*DATA PROVIDED*.
****************************************

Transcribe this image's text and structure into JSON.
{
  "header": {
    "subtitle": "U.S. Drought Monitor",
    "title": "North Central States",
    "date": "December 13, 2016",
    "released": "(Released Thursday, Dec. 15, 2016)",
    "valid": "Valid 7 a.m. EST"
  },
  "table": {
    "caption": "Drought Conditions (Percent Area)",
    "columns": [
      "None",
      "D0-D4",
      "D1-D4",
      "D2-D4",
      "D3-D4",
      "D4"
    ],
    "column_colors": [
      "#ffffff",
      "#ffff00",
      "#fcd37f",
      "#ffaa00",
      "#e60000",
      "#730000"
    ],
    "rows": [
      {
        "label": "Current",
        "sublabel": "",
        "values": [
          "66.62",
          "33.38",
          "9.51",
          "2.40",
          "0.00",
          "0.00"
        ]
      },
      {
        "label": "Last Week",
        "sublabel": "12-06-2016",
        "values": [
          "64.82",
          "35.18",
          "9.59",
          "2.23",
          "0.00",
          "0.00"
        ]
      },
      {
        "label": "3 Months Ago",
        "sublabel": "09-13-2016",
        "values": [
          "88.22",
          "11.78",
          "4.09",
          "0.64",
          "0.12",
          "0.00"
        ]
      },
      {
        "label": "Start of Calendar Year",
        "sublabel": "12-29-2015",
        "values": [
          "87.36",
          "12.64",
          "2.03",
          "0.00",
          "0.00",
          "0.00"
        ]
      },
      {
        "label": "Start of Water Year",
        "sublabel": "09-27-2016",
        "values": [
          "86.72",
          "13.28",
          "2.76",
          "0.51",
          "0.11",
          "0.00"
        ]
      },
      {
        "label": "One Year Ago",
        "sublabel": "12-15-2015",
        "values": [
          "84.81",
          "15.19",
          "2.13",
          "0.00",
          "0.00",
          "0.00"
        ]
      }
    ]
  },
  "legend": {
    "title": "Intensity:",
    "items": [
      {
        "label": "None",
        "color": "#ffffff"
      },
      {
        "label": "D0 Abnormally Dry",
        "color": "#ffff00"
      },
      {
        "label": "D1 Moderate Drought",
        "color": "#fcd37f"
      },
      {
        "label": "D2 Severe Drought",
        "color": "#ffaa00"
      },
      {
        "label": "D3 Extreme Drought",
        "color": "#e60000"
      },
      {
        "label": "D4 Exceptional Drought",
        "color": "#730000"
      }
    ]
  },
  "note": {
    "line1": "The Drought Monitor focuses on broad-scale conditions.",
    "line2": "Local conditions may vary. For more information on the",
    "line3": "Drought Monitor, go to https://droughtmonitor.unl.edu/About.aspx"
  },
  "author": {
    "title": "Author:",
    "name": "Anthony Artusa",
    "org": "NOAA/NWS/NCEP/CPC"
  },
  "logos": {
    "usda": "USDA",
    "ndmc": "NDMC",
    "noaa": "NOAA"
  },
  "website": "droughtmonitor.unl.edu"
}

****************************************

*WHAT YOU ARE ASKED TO DO*. Repeat all the entries exactly as given.

*SOLUTION*.
Transcribe this image's text and structure into JSON.
{
  "header": {
    "subtitle": "U.S. Drought Monitor",
    "title": "North Central States",
    "date": "December 13, 2016",
    "released": "(Released Thursday, Dec. 15, 2016)",
    "valid": "Valid 7 a.m. EST"
  },
  "table": {
    "caption": "Drought Conditions (Percent Area)",
    "columns": [
      "None",
      "D0-D4",
      "D1-D4",
      "D2-D4",
      "D3-D4",
      "D4"
    ],
    "column_colors": [
      "#ffffff",
      "#ffff00",
      "#fcd37f",
      "#ffaa00",
      "#e60000",
      "#730000"
    ],
    "rows": [
      {
        "label": "Current",
        "sublabel": "",
        "values": [
          "66.62",
          "33.38",
          "9.51",
          "2.40",
          "0.00",
          "0.00"
        ]
      },
      {
        "label": "Last Week",
        "sublabel": "12-06-2016",
        "values": [
          "64.82",
          "35.18",
          "9.59",
          "2.23",
          "0.00",
          "0.00"
        ]
      },
      {
        "label": "3 Months Ago",
        "sublabel": "09-13-2016",
        "values": [
          "88.22",
          "11.78",
          "4.09",
          "0.64",
          "0.12",
          "0.00"
        ]
      },
      {
        "label": "Start of Calendar Year",
        "sublabel": "12-29-2015",
        "values": [
          "87.36",
          "12.64",
          "2.03",
          "0.00",
          "0.00",
          "0.00"
        ]
      },
      {
        "label": "Start of Water Year",
        "sublabel": "09-27-2016",
        "values": [
          "86.72",
          "13.28",
          "2.76",
          "0.51",
          "0.11",
          "0.00"
        ]
      },
      {
        "label": "One Year Ago",
        "sublabel": "12-15-2015",
        "values": [
          "84.81",
          "15.19",
          "2.13",
          "0.00",
          "0.00",
          "0.00"
        ]
      }
    ]
  },
  "legend": {
    "title": "Intensity:",
    "items": [
      {
        "label": "None",
        "color": "#ffffff"
      },
      {
        "label": "D0 Abnormally Dry",
        "color": "#ffff00"
      },
      {
        "label": "D1 Moderate Drought",
        "color": "#fcd37f"
      },
      {
        "label": "D2 Severe Drought",
        "color": "#ffaa00"
      },
      {
        "label": "D3 Extreme Drought",
        "color": "#e60000"
      },
      {
        "label": "D4 Exceptional Drought",
        "color": "#730000"
      }
    ]
  },
  "note": {
    "line1": "The Drought Monitor focuses on broad-scale conditions.",
    "line2": "Local conditions may vary. For more information on the",
    "line3": "Drought Monitor, go to https://droughtmonitor.unl.edu/About.aspx"
  },
  "author": {
    "title": "Author:",
    "name": "Anthony Artusa",
    "org": "NOAA/NWS/NCEP/CPC"
  },
  "logos": {
    "usda": "USDA",
    "ndmc": "NDMC",
    "noaa": "NOAA"
  },
  "website": "droughtmonitor.unl.edu"
}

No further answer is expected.